◆ **Directive**
Take each line that has the word "csapatot" and return it.

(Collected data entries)
○ ○ ○ ○
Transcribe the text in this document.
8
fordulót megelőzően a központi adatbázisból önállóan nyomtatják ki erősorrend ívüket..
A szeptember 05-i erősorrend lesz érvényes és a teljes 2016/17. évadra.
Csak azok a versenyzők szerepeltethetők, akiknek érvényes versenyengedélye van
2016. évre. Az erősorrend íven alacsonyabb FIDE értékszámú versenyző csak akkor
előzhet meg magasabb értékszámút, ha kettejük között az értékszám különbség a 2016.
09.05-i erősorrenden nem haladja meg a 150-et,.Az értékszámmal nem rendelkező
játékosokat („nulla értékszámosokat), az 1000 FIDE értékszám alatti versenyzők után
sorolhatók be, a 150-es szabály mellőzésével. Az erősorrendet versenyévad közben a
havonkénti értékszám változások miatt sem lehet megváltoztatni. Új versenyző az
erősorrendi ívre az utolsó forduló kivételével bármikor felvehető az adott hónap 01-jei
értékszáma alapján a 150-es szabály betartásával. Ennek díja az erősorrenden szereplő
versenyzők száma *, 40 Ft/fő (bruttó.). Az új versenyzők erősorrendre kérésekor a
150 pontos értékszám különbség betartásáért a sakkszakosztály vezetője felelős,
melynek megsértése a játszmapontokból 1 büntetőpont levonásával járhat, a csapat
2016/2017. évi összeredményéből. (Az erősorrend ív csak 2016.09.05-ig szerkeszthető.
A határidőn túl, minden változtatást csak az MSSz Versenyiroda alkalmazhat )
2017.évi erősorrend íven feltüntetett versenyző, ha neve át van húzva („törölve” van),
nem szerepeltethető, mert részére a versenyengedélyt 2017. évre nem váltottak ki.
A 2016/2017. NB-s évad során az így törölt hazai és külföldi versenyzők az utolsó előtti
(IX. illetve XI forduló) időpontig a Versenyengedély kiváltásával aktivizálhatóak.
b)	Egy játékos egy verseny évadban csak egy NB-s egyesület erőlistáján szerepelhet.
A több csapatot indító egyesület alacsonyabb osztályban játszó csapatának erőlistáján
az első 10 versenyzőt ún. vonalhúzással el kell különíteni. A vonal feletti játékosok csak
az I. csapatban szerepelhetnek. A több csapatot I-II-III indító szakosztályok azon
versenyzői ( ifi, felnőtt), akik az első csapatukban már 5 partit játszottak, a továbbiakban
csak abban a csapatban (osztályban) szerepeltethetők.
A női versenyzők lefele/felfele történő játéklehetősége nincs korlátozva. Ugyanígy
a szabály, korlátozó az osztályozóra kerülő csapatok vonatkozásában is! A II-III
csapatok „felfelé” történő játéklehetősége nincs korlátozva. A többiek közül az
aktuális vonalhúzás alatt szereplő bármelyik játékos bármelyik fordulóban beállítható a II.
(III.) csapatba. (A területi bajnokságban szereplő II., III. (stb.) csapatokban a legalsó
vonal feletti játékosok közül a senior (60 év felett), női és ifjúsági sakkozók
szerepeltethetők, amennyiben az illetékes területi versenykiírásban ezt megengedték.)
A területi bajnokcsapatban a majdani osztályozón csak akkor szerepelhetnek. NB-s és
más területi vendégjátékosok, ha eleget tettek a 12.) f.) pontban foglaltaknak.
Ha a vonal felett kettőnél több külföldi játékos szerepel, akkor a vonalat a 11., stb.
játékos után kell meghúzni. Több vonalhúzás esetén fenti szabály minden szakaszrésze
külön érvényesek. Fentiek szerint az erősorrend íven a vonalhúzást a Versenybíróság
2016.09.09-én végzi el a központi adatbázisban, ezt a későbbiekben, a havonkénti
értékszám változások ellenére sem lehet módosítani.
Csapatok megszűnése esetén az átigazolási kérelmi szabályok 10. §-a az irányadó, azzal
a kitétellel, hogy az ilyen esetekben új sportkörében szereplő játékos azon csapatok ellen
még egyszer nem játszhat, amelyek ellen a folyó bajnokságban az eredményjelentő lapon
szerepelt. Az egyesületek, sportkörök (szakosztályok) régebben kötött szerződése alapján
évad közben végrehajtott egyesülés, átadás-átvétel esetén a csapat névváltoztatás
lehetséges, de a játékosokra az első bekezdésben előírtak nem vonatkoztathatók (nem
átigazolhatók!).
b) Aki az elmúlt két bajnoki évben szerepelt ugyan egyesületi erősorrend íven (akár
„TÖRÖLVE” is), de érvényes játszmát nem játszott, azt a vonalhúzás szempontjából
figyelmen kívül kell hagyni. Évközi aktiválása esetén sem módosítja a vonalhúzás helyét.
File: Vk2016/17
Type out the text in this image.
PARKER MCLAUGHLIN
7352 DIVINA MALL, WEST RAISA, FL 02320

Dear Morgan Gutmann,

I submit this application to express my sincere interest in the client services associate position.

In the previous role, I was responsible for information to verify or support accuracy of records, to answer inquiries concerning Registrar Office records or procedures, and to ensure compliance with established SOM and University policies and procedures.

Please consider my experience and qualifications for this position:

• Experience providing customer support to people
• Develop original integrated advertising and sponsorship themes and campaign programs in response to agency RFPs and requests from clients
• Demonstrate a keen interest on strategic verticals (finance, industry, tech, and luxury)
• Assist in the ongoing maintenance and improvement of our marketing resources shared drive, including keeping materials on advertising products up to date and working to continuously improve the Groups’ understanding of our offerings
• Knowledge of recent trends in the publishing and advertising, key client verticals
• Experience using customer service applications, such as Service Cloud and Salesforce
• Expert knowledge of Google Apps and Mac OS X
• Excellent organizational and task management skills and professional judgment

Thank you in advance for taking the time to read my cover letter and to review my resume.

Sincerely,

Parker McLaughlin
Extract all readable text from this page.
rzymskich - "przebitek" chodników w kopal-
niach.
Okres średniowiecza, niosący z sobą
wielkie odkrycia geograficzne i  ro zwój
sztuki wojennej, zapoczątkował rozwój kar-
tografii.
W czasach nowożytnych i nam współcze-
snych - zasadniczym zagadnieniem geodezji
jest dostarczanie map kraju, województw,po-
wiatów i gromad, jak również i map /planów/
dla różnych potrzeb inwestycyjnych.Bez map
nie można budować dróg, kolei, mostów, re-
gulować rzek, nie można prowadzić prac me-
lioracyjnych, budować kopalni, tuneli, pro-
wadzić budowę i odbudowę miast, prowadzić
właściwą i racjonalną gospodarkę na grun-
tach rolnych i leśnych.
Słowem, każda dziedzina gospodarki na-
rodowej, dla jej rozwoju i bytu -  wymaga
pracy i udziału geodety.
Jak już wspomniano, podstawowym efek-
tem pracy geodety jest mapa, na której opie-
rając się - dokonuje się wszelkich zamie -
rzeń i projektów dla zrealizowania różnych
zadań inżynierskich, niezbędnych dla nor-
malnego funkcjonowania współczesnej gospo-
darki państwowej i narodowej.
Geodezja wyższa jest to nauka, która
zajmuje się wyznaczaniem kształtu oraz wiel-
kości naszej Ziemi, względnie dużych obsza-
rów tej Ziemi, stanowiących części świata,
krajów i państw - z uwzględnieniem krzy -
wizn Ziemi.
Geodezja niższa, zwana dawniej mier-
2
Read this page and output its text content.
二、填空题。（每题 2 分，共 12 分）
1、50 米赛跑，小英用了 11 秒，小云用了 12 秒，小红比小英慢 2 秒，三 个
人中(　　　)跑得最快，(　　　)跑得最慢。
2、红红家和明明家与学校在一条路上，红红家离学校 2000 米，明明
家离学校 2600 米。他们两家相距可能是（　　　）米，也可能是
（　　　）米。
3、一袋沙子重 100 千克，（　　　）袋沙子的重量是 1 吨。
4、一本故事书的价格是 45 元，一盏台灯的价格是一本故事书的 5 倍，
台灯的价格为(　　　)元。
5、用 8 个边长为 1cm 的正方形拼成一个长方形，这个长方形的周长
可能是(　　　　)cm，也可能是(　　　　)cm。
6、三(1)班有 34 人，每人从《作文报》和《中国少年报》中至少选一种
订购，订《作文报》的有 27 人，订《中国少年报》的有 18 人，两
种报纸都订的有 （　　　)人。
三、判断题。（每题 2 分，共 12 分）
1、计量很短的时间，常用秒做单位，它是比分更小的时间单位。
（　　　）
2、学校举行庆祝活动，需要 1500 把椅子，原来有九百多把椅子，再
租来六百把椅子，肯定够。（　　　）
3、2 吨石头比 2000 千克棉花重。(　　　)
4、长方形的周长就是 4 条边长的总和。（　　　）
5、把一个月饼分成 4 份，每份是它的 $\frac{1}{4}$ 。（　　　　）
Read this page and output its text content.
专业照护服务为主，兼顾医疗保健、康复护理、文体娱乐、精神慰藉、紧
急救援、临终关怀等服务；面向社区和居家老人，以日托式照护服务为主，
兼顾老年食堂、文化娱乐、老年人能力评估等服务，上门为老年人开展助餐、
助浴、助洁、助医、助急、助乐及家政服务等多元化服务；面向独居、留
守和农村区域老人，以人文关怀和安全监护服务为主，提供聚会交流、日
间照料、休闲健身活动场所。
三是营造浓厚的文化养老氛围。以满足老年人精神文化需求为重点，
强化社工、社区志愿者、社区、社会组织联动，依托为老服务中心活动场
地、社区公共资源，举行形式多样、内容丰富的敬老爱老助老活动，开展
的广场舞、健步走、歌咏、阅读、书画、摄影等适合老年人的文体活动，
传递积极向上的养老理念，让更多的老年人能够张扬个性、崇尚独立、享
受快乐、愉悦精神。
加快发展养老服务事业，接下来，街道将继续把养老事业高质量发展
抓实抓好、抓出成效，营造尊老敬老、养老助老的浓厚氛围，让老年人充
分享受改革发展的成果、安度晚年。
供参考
○ ○ ○ ○
◆ **Exercise result**
A több csapatot indító egyesület alacsonyabb osztályban játszó csapatának erőlistáján
az I. csapatban szerepelhetnek. A több csapatot I-II-III indító szakosztályok azon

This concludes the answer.